Stated task ->
Copy out all the records, word for word.

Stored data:
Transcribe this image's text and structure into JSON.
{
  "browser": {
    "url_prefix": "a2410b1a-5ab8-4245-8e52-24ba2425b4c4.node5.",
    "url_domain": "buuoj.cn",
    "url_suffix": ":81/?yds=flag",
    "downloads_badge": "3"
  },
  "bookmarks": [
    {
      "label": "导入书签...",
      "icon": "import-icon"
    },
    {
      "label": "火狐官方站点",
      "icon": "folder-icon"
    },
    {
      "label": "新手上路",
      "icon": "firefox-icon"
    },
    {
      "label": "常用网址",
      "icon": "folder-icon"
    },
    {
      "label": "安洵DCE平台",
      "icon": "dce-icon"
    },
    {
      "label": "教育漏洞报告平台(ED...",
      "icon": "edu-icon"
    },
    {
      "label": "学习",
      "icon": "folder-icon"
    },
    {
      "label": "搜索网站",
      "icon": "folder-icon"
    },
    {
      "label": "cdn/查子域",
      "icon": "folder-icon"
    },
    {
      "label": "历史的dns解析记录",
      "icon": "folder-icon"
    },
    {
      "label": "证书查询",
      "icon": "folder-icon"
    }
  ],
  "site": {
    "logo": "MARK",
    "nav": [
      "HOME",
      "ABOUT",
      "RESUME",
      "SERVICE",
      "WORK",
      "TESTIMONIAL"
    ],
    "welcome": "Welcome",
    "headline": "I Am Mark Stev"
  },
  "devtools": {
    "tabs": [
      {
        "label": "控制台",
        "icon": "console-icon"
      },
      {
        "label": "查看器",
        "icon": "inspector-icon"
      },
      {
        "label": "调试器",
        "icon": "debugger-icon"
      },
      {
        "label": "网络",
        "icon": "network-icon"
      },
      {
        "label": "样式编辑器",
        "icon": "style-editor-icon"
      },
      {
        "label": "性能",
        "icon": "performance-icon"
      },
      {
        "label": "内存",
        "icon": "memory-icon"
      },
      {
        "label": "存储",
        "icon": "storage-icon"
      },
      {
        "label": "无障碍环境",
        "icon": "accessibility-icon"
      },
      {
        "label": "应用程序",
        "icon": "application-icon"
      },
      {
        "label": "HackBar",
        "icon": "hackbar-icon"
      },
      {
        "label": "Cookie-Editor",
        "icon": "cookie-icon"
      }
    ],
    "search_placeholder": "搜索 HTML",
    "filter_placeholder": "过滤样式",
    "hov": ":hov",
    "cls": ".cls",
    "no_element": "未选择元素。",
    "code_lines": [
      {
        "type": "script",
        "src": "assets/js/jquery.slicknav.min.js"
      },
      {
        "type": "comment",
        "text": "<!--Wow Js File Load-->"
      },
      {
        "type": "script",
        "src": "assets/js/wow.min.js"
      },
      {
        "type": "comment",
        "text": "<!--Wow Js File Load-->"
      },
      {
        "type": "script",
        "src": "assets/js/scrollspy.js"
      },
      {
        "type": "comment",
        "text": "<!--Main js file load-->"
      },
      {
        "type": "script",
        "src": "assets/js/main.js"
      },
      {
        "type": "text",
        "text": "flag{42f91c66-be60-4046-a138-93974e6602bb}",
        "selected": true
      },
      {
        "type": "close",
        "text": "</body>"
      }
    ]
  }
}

Response to the task ->
Transcribe this image's text and structure into JSON.
{
  "browser": {
    "url_prefix": "a2410b1a-5ab8-4245-8e52-24ba2425b4c4.node5.",
    "url_domain": "buuoj.cn",
    "url_suffix": ":81/?yds=flag",
    "downloads_badge": "3"
  },
  "bookmarks": [
    {
      "label": "导入书签...",
      "icon": "import-icon"
    },
    {
      "label": "火狐官方站点",
      "icon": "folder-icon"
    },
    {
      "label": "新手上路",
      "icon": "firefox-icon"
    },
    {
      "label": "常用网址",
      "icon": "folder-icon"
    },
    {
      "label": "安洵DCE平台",
      "icon": "dce-icon"
    },
    {
      "label": "教育漏洞报告平台(ED...",
      "icon": "edu-icon"
    },
    {
      "label": "学习",
      "icon": "folder-icon"
    },
    {
      "label": "搜索网站",
      "icon": "folder-icon"
    },
    {
      "label": "cdn/查子域",
      "icon": "folder-icon"
    },
    {
      "label": "历史的dns解析记录",
      "icon": "folder-icon"
    },
    {
      "label": "证书查询",
      "icon": "folder-icon"
    }
  ],
  "site": {
    "logo": "MARK",
    "nav": [
      "HOME",
      "ABOUT",
      "RESUME",
      "SERVICE",
      "WORK",
      "TESTIMONIAL"
    ],
    "welcome": "Welcome",
    "headline": "I Am Mark Stev"
  },
  "devtools": {
    "tabs": [
      {
        "label": "控制台",
        "icon": "console-icon"
      },
      {
        "label": "查看器",
        "icon": "inspector-icon"
      },
      {
        "label": "调试器",
        "icon": "debugger-icon"
      },
      {
        "label": "网络",
        "icon": "network-icon"
      },
      {
        "label": "样式编辑器",
        "icon": "style-editor-icon"
      },
      {
        "label": "性能",
        "icon": "performance-icon"
      },
      {
        "label": "内存",
        "icon": "memory-icon"
      },
      {
        "label": "存储",
        "icon": "storage-icon"
      },
      {
        "label": "无障碍环境",
        "icon": "accessibility-icon"
      },
      {
        "label": "应用程序",
        "icon": "application-icon"
      },
      {
        "label": "HackBar",
        "icon": "hackbar-icon"
      },
      {
        "label": "Cookie-Editor",
        "icon": "cookie-icon"
      }
    ],
    "search_placeholder": "搜索 HTML",
    "filter_placeholder": "过滤样式",
    "hov": ":hov",
    "cls": ".cls",
    "no_element": "未选择元素。",
    "code_lines": [
      {
        "type": "script",
        "src": "assets/js/jquery.slicknav.min.js"
      },
      {
        "type": "comment",
        "text": "<!--Wow Js File Load-->"
      },
      {
        "type": "script",
        "src": "assets/js/wow.min.js"
      },
      {
        "type": "comment",
        "text": "<!--Wow Js File Load-->"
      },
      {
        "type": "script",
        "src": "assets/js/scrollspy.js"
      },
      {
        "type": "comment",
        "text": "<!--Main js file load-->"
      },
      {
        "type": "script",
        "src": "assets/js/main.js"
      },
      {
        "type": "text",
        "text": "flag{42f91c66-be60-4046-a138-93974e6602bb}",
        "selected": true
      },
      {
        "type": "close",
        "text": "</body>"
      }
    ]
  }
}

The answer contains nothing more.